**What needs to be done**
Search the data for the word "Operating" and copy every line that contains it.

Extracted data entries:
- - - - -
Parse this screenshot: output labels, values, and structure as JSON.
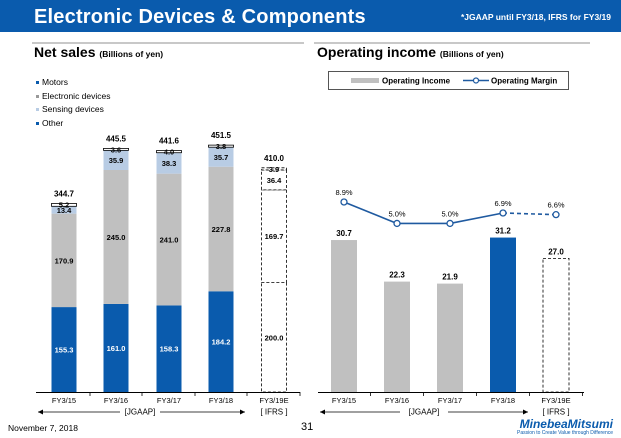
{
  "header": {
    "title": "Electronic Devices & Components",
    "note": "*JGAAP until FY3/18, IFRS for FY3/19"
  },
  "left_section": {
    "title": "Net sales",
    "unit": "(Billions of yen)"
  },
  "right_section": {
    "title": "Operating income",
    "unit": "(Billions of yen)"
  },
  "colors": {
    "header_bg": "#0a5bad",
    "motors": "#0a5bad",
    "electronic_devices": "#c0c0c0",
    "sensing_devices": "#b8cce4",
    "other": "#ffffff",
    "margin_line": "#1f5aa0"
  },
  "footer": {
    "date": "November 7, 2018",
    "page": "31",
    "logo": "MinebeaMitsumi",
    "tagline": "Passion to Create Value through Difference"
  },
  "chart_data": [
    {
      "type": "bar",
      "stacked": true,
      "title": "Net sales (Billions of yen)",
      "categories": [
        "FY3/15",
        "FY3/16",
        "FY3/17",
        "FY3/18",
        "FY3/19E"
      ],
      "series": [
        {
          "name": "Motors",
          "values": [
            155.3,
            161.0,
            158.3,
            184.2,
            200.0
          ],
          "labels": [
            "155.3",
            "161.0",
            "158.3",
            "184.2",
            "200.0"
          ]
        },
        {
          "name": "Electronic devices",
          "values": [
            170.9,
            245.0,
            241.0,
            227.8,
            169.7
          ],
          "labels": [
            "170.9",
            "245.0",
            "241.0",
            "227.8",
            "169.7"
          ]
        },
        {
          "name": "Sensing devices",
          "values": [
            13.4,
            35.9,
            38.3,
            35.7,
            36.4
          ],
          "labels": [
            "13.4",
            "35.9",
            "38.3",
            "35.7",
            "36.4"
          ]
        },
        {
          "name": "Other",
          "values": [
            5.2,
            3.6,
            4.0,
            3.8,
            3.9
          ],
          "labels": [
            "5.2",
            "3.6",
            "4.0",
            "3.8",
            "3.9"
          ]
        }
      ],
      "totals": [
        "344.7",
        "445.5",
        "441.6",
        "451.5",
        "410.0"
      ],
      "legend": [
        "Motors",
        "Electronic devices",
        "Sensing devices",
        "Other"
      ],
      "legend_position": "top-left",
      "estimate_category": "FY3/19E",
      "period_labels": [
        "[JGAAP]",
        "[ IFRS ]"
      ],
      "ylim": [
        0,
        480
      ]
    },
    {
      "type": "bar",
      "title": "Operating income (Billions of yen)",
      "categories": [
        "FY3/15",
        "FY3/16",
        "FY3/17",
        "FY3/18",
        "FY3/19E"
      ],
      "series": [
        {
          "name": "Operating Income",
          "values": [
            30.7,
            22.3,
            21.9,
            31.2,
            27.0
          ],
          "labels": [
            "30.7",
            "22.3",
            "21.9",
            "31.2",
            "27.0"
          ]
        }
      ],
      "line_series": {
        "name": "Operating Margin",
        "values": [
          8.9,
          5.0,
          5.0,
          6.9,
          6.6
        ],
        "labels": [
          "8.9%",
          "5.0%",
          "5.0%",
          "6.9%",
          "6.6%"
        ],
        "ylim": [
          0,
          20
        ]
      },
      "legend": [
        "Operating Income",
        "Operating Margin"
      ],
      "legend_position": "top",
      "estimate_category": "FY3/19E",
      "period_labels": [
        "[JGAAP]",
        "[ IFRS ]"
      ],
      "ylim": [
        0,
        45
      ]
    }
  ]
}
- - - - -
**Exercise output**
    "title": "Operating income",
      "title": "Operating income (Billions of yen)",
          "name": "Operating Income",
        "name": "Operating Margin",
        "Operating Income",
        "Operating Margin"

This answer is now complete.